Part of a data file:

+-------+

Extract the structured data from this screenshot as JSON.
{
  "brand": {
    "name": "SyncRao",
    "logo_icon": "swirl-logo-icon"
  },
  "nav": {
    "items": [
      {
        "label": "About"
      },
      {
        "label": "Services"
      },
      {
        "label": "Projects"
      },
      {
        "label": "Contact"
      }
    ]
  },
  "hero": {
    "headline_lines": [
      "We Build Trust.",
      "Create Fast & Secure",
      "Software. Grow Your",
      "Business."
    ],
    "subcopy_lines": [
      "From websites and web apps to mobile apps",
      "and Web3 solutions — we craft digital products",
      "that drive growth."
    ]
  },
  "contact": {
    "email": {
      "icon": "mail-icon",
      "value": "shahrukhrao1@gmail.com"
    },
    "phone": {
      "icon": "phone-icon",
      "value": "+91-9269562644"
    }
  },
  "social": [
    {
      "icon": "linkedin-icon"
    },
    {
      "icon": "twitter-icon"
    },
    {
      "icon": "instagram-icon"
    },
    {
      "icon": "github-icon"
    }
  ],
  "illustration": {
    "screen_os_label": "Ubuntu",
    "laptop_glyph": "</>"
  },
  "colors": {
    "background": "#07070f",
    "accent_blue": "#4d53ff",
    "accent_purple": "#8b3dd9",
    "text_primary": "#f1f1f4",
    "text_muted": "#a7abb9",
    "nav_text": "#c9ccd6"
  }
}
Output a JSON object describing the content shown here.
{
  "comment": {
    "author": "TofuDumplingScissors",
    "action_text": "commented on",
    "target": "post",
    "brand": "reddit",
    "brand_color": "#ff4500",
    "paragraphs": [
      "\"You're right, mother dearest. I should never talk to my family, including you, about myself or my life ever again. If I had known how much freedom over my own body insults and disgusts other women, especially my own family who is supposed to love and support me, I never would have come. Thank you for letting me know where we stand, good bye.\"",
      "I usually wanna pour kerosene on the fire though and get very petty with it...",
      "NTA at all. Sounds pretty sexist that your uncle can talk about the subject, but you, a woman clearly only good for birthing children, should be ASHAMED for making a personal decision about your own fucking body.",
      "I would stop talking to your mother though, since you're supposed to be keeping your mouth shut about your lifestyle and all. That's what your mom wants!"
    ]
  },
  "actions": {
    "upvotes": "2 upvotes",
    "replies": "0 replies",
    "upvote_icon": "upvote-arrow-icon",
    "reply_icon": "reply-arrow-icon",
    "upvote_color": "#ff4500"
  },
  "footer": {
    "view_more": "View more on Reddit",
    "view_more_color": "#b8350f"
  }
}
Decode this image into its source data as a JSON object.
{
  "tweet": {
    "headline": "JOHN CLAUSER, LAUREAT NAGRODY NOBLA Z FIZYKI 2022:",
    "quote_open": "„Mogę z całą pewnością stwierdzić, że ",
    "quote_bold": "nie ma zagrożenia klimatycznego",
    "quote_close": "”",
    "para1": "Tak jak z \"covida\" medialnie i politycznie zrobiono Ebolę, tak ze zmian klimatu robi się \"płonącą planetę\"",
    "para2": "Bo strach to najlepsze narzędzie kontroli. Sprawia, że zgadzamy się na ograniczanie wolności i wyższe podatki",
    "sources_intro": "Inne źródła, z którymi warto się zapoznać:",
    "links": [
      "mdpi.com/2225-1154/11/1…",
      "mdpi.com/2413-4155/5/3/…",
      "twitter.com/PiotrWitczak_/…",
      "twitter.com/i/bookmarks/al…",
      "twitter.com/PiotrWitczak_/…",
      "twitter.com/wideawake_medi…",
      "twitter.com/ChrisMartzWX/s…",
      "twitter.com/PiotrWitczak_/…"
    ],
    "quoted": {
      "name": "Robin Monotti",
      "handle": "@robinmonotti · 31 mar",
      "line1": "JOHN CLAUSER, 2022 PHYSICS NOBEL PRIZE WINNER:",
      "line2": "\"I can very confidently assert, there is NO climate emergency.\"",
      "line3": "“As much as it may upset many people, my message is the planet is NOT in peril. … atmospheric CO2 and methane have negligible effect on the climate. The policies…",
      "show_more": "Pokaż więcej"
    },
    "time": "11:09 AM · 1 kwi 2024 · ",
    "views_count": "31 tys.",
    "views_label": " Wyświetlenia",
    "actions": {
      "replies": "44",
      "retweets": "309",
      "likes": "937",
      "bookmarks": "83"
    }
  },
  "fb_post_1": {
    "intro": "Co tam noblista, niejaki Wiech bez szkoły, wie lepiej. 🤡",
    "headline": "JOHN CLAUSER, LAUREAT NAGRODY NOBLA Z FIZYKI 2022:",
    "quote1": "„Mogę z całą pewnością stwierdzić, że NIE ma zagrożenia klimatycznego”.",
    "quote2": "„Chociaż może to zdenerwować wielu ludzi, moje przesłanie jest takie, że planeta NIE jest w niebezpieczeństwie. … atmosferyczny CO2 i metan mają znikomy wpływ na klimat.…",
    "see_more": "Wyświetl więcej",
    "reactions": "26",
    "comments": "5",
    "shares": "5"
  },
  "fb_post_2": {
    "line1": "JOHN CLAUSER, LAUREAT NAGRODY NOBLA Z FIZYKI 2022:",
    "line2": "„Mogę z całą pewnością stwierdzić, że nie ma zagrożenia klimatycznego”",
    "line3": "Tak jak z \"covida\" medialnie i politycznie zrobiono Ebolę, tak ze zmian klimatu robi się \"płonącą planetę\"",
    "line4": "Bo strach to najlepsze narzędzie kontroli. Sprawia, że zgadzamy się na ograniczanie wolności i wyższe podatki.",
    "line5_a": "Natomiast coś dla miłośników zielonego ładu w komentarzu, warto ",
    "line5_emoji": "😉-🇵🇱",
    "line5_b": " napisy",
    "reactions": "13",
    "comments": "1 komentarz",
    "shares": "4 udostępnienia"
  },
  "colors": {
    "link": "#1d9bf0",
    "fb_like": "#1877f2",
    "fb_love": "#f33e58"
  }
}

+-------+

SET EXERCISE —
Your answer should be a single number: the count of lines in the listing that contain the word "CLAUSER".

TASK RESULT —
4